Prompt |
Go through the listing beneath this task and return every line that carries the string "ylabel".

Source data |
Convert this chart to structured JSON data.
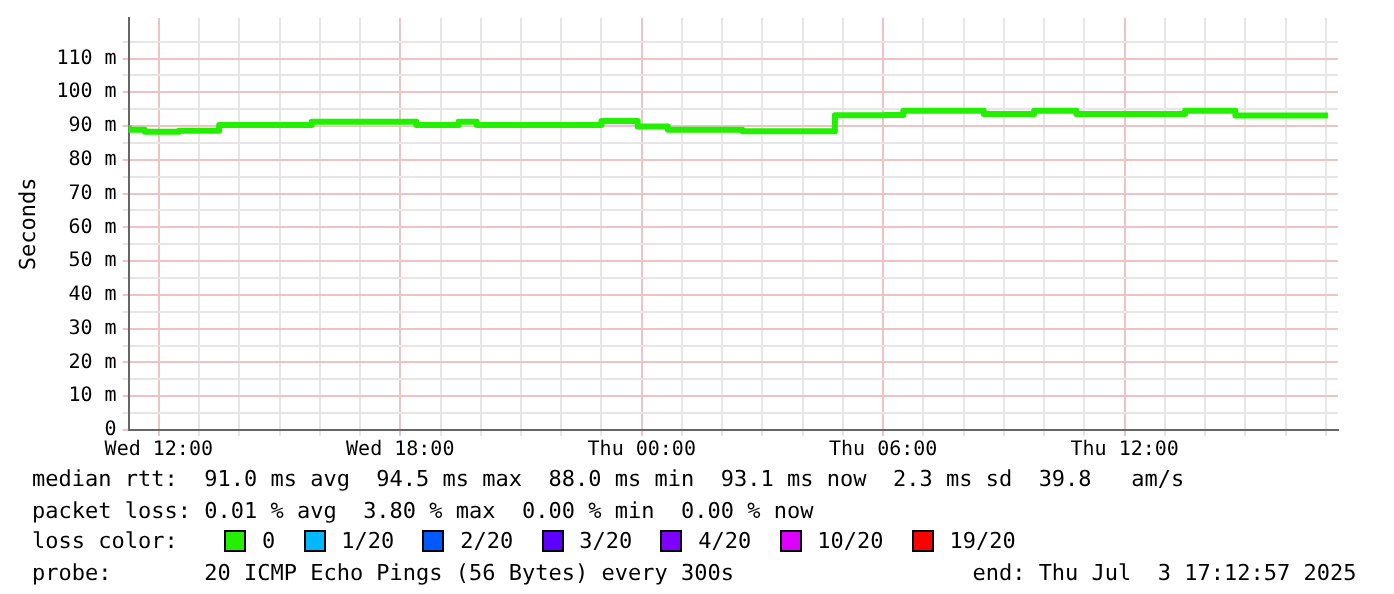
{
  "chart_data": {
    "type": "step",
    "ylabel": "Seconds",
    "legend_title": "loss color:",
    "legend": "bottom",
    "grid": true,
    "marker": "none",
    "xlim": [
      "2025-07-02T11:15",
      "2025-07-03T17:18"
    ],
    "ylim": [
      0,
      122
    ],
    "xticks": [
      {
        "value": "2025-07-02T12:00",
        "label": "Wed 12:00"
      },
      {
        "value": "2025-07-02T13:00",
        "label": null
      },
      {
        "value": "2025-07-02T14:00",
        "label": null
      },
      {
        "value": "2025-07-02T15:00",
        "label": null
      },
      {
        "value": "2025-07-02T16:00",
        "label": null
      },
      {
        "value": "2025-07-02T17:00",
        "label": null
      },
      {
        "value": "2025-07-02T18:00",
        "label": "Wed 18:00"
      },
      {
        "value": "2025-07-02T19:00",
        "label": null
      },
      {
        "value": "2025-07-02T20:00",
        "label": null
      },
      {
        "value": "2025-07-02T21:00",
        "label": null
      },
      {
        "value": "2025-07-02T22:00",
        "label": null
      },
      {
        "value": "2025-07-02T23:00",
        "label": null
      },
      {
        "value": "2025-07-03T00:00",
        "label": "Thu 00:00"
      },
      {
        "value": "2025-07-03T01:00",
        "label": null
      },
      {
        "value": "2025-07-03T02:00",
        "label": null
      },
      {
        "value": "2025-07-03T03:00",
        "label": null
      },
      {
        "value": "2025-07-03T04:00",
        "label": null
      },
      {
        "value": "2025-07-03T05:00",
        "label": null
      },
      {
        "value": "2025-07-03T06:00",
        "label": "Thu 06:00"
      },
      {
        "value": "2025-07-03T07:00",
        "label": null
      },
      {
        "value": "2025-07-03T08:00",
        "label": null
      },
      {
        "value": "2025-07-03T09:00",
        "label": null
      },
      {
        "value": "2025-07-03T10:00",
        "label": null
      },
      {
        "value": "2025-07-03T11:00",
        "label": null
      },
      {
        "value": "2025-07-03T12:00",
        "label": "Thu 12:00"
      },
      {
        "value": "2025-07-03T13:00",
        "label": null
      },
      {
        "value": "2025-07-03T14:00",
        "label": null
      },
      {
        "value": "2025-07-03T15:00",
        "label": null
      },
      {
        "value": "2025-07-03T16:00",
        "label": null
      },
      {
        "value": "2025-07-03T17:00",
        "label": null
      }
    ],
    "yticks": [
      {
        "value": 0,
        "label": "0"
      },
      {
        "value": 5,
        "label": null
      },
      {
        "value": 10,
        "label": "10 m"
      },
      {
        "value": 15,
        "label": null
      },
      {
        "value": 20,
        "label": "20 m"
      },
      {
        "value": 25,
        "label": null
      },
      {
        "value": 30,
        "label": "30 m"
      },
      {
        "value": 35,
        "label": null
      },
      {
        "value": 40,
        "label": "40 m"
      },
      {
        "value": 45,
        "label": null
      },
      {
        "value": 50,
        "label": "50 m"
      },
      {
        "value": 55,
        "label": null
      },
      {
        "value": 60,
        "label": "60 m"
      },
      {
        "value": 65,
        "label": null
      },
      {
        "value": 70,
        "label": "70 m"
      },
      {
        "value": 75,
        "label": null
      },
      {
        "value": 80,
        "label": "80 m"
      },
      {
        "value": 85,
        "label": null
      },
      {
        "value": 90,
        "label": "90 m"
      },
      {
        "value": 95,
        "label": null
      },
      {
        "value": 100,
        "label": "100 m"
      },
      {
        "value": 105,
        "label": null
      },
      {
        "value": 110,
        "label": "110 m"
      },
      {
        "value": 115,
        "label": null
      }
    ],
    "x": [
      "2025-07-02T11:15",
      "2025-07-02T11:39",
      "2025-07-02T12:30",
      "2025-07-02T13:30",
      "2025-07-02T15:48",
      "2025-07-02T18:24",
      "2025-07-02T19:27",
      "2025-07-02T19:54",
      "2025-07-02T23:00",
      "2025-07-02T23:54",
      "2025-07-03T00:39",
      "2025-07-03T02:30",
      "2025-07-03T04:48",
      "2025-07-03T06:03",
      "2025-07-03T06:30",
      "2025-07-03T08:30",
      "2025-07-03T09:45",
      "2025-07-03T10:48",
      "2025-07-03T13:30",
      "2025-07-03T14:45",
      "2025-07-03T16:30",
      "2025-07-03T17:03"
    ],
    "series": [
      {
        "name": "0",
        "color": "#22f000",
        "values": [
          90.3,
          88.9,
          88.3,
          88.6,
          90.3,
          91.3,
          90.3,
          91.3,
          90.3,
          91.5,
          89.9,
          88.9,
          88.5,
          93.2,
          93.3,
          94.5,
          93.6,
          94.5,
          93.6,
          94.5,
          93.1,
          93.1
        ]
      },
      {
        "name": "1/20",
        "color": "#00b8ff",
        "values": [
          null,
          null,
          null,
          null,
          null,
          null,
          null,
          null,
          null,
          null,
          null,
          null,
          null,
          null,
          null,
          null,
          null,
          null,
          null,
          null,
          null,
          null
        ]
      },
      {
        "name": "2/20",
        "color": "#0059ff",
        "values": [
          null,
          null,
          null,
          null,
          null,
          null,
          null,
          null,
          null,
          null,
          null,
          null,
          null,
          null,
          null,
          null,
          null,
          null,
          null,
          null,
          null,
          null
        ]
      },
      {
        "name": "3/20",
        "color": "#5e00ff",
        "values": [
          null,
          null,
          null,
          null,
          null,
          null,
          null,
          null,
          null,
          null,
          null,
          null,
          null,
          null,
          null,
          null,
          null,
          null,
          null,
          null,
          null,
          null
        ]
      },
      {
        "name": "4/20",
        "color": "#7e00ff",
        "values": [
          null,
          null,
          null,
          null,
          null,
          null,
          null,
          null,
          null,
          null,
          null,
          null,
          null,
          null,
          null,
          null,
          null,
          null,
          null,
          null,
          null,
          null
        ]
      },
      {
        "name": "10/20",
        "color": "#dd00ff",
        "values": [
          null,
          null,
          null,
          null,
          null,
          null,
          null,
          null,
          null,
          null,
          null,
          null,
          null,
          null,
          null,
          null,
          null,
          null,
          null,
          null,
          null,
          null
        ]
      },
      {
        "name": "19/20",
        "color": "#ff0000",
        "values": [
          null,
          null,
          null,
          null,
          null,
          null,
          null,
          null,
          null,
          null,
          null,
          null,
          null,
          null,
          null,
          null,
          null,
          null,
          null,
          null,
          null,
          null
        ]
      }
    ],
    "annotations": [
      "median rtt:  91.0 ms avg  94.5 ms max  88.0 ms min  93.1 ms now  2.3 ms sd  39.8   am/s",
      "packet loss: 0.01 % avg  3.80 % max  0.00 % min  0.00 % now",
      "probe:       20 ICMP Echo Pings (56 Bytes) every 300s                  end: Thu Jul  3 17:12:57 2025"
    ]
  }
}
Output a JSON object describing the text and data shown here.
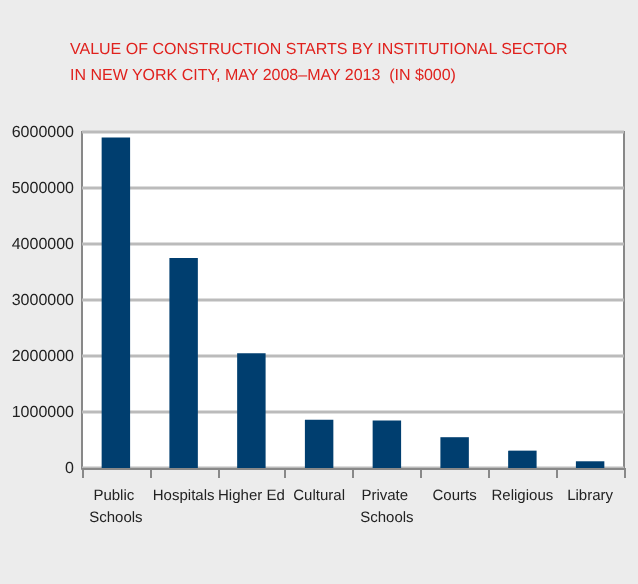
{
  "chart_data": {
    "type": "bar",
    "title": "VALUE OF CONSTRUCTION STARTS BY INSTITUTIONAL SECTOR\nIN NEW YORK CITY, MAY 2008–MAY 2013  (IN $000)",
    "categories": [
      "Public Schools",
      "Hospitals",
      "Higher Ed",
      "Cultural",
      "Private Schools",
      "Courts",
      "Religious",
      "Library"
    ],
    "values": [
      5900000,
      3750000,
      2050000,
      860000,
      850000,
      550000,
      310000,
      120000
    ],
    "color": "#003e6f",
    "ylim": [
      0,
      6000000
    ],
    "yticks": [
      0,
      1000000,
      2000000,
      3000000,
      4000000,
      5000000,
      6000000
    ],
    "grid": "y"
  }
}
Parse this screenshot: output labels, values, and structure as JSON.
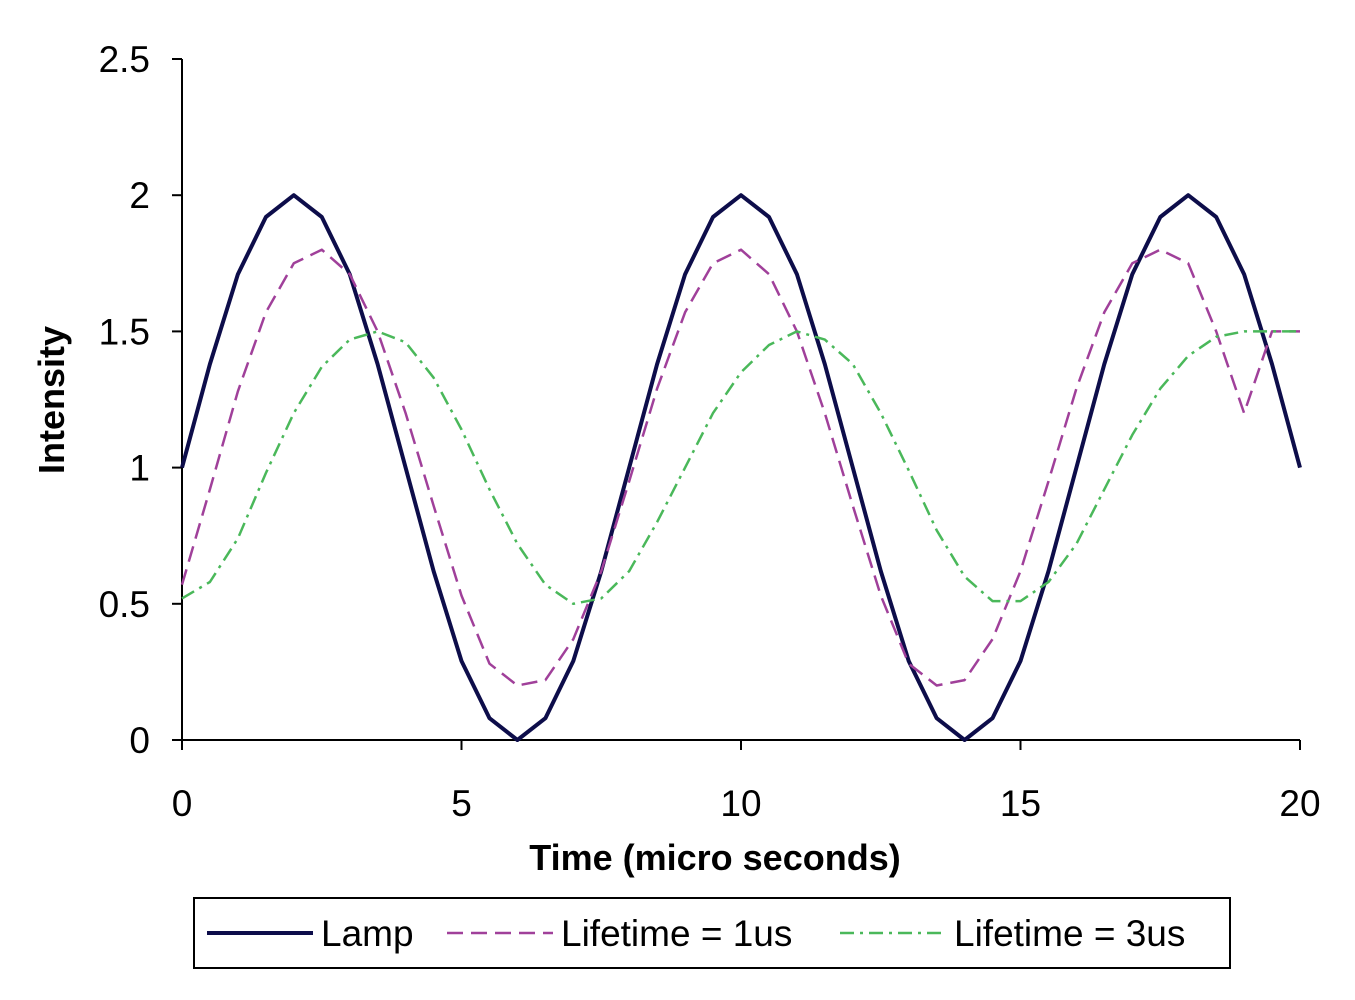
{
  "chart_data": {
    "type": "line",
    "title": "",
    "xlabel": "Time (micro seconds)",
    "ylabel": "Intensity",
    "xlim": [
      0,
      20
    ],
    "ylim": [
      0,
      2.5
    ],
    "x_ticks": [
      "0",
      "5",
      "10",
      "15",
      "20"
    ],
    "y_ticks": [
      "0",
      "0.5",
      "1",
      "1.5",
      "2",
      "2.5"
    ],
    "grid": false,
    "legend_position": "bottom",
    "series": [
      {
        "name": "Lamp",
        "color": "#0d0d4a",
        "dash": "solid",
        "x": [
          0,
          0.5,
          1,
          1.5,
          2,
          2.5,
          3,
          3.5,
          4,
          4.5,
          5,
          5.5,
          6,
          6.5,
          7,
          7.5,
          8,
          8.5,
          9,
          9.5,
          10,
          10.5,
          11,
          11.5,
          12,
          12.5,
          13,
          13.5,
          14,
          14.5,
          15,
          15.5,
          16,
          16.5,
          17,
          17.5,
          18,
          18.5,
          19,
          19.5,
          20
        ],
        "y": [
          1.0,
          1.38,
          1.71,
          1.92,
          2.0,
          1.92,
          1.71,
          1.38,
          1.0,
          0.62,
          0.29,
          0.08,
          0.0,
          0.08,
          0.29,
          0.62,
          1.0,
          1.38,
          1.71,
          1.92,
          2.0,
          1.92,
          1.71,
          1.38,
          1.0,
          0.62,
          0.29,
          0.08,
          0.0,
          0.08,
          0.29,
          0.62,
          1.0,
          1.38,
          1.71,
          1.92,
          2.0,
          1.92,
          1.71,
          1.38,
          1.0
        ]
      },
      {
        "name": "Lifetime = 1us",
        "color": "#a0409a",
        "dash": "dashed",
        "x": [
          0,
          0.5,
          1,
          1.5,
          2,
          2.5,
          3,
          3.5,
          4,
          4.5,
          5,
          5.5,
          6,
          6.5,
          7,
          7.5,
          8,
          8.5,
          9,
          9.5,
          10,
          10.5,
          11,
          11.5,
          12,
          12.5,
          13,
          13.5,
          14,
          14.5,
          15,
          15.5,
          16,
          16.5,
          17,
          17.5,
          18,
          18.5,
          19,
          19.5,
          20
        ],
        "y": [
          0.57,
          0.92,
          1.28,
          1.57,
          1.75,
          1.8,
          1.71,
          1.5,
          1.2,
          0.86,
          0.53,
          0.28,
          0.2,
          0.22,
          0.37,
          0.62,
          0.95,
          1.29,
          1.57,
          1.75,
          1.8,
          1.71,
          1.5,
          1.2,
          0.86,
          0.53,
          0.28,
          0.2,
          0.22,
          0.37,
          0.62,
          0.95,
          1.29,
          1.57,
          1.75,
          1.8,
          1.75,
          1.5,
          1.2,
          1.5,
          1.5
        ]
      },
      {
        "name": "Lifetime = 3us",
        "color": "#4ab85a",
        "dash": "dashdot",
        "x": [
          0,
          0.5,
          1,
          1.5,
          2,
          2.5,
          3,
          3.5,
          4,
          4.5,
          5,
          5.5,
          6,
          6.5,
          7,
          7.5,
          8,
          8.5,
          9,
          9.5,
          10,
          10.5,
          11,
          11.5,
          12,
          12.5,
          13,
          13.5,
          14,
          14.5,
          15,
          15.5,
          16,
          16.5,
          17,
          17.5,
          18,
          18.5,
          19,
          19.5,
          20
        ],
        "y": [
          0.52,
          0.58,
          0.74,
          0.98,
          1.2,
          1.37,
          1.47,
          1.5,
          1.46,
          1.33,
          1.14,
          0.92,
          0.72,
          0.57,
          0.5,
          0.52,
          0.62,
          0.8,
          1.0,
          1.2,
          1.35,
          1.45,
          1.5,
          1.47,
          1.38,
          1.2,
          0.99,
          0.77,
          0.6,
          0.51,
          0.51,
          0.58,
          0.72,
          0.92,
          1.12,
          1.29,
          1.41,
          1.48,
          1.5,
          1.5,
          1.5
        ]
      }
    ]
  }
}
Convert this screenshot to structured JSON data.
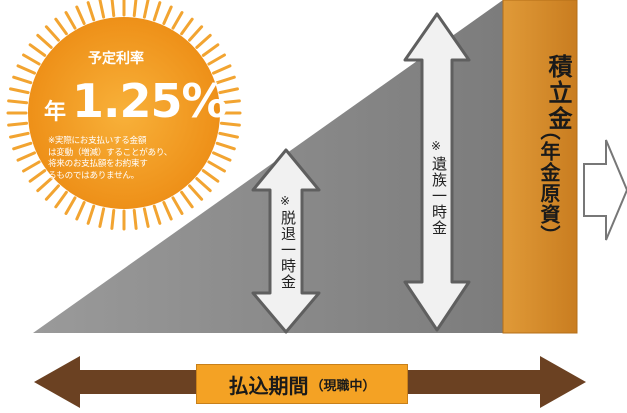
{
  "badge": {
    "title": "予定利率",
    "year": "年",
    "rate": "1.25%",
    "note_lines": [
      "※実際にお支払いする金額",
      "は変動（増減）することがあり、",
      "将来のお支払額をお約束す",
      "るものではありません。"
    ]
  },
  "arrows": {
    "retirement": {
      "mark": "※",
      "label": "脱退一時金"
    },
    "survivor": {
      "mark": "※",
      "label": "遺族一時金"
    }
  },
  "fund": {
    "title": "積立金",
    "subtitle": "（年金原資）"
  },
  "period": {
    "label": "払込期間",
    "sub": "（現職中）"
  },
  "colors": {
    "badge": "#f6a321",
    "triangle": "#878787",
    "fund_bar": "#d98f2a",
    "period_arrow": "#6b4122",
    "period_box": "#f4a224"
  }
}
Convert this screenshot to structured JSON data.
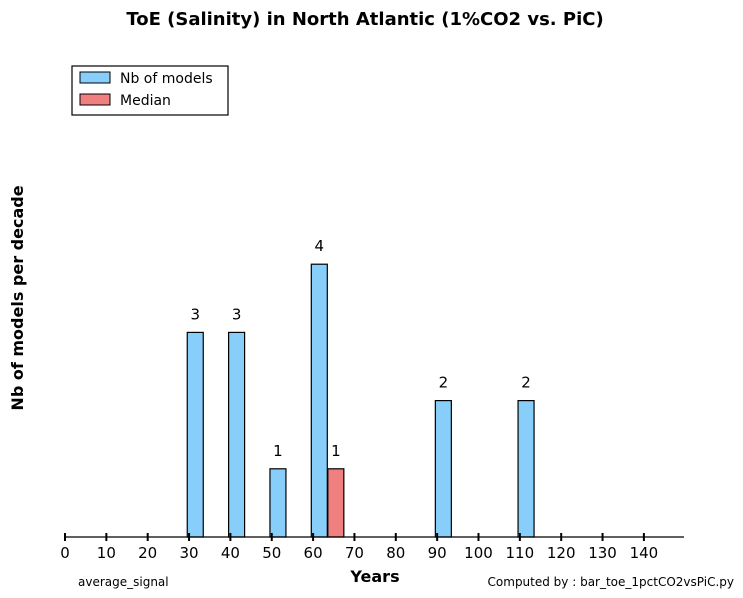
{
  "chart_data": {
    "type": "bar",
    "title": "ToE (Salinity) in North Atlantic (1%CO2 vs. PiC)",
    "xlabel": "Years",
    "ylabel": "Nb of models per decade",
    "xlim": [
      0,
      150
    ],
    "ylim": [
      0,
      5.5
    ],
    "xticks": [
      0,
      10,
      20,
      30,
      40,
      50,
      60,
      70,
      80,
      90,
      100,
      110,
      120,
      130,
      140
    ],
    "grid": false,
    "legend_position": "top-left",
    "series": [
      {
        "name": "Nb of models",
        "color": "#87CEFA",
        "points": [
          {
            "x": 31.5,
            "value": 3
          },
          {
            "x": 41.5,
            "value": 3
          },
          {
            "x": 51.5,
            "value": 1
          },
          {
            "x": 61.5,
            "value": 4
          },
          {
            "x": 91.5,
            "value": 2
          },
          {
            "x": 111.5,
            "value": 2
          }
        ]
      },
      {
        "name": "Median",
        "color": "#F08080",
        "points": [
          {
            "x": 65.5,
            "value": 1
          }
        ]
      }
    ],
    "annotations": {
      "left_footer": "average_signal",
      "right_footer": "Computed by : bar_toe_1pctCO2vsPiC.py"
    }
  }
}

Output for this exercise |
    "ylabel": "Seconds",
    "ylabel": "Intensity",
    "ylabel": "Nb of models per decade",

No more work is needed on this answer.